start

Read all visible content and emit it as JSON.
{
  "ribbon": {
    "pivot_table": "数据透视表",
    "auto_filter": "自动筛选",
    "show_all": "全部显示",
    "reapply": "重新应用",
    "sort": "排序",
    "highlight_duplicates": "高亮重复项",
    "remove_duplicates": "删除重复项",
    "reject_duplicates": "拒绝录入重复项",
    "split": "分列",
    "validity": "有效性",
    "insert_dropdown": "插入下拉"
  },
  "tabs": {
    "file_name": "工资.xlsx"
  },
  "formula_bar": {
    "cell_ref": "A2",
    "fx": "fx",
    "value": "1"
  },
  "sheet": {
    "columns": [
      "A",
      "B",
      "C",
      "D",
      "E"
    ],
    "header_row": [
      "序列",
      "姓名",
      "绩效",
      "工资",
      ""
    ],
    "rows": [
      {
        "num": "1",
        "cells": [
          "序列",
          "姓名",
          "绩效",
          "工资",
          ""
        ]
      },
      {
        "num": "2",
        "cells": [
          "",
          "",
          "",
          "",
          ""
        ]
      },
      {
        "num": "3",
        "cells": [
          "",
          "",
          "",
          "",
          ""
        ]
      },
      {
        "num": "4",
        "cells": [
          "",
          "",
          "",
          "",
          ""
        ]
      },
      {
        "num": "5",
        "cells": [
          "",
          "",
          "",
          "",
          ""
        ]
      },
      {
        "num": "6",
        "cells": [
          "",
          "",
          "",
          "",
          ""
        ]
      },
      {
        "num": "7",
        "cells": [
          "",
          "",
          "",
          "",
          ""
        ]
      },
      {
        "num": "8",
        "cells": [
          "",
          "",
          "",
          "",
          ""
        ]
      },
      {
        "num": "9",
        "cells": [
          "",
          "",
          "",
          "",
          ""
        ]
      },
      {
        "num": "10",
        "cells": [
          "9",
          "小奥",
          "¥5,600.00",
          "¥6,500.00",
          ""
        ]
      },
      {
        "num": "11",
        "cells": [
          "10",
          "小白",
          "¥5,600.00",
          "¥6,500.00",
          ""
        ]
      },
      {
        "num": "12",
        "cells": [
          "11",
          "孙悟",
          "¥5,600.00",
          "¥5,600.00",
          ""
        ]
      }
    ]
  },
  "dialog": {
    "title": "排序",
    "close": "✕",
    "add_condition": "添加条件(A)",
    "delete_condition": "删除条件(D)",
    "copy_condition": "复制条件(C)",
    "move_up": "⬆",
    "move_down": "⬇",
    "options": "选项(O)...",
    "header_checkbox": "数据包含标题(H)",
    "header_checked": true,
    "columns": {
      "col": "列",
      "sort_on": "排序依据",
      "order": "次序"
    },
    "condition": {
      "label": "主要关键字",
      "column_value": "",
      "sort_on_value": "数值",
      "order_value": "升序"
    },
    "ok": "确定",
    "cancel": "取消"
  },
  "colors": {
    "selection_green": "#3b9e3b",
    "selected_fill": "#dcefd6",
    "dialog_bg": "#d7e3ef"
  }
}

end

Extract every record. Keep wording exact.

Read all visible content and emit it as JSON.
{
  "ribbon": {
    "pivot_table": "数据透视表",
    "auto_filter": "自动筛选",
    "show_all": "全部显示",
    "reapply": "重新应用",
    "sort": "排序",
    "highlight_duplicates": "高亮重复项",
    "remove_duplicates": "删除重复项",
    "reject_duplicates": "拒绝录入重复项",
    "split": "分列",
    "validity": "有效性",
    "insert_dropdown": "插入下拉"
  },
  "tabs": {
    "file_name": "工资.xlsx"
  },
  "formula_bar": {
    "cell_ref": "A2",
    "fx": "fx",
    "value": "1"
  },
  "sheet": {
    "columns": [
      "A",
      "B",
      "C",
      "D",
      "E"
    ],
    "header_row": [
      "序列",
      "姓名",
      "绩效",
      "工资",
      ""
    ],
    "rows": [
      {
        "num": "1",
        "cells": [
          "序列",
          "姓名",
          "绩效",
          "工资",
          ""
        ]
      },
      {
        "num": "2",
        "cells": [
          "",
          "",
          "",
          "",
          ""
        ]
      },
      {
        "num": "3",
        "cells": [
          "",
          "",
          "",
          "",
          ""
        ]
      },
      {
        "num": "4",
        "cells": [
          "",
          "",
          "",
          "",
          ""
        ]
      },
      {
        "num": "5",
        "cells": [
          "",
          "",
          "",
          "",
          ""
        ]
      },
      {
        "num": "6",
        "cells": [
          "",
          "",
          "",
          "",
          ""
        ]
      },
      {
        "num": "7",
        "cells": [
          "",
          "",
          "",
          "",
          ""
        ]
      },
      {
        "num": "8",
        "cells": [
          "",
          "",
          "",
          "",
          ""
        ]
      },
      {
        "num": "9",
        "cells": [
          "",
          "",
          "",
          "",
          ""
        ]
      },
      {
        "num": "10",
        "cells": [
          "9",
          "小奥",
          "¥5,600.00",
          "¥6,500.00",
          ""
        ]
      },
      {
        "num": "11",
        "cells": [
          "10",
          "小白",
          "¥5,600.00",
          "¥6,500.00",
          ""
        ]
      },
      {
        "num": "12",
        "cells": [
          "11",
          "孙悟",
          "¥5,600.00",
          "¥5,600.00",
          ""
        ]
      }
    ]
  },
  "dialog": {
    "title": "排序",
    "close": "✕",
    "add_condition": "添加条件(A)",
    "delete_condition": "删除条件(D)",
    "copy_condition": "复制条件(C)",
    "move_up": "⬆",
    "move_down": "⬇",
    "options": "选项(O)...",
    "header_checkbox": "数据包含标题(H)",
    "header_checked": true,
    "columns": {
      "col": "列",
      "sort_on": "排序依据",
      "order": "次序"
    },
    "condition": {
      "label": "主要关键字",
      "column_value": "",
      "sort_on_value": "数值",
      "order_value": "升序"
    },
    "ok": "确定",
    "cancel": "取消"
  },
  "colors": {
    "selection_green": "#3b9e3b",
    "selected_fill": "#dcefd6",
    "dialog_bg": "#d7e3ef"
  }
}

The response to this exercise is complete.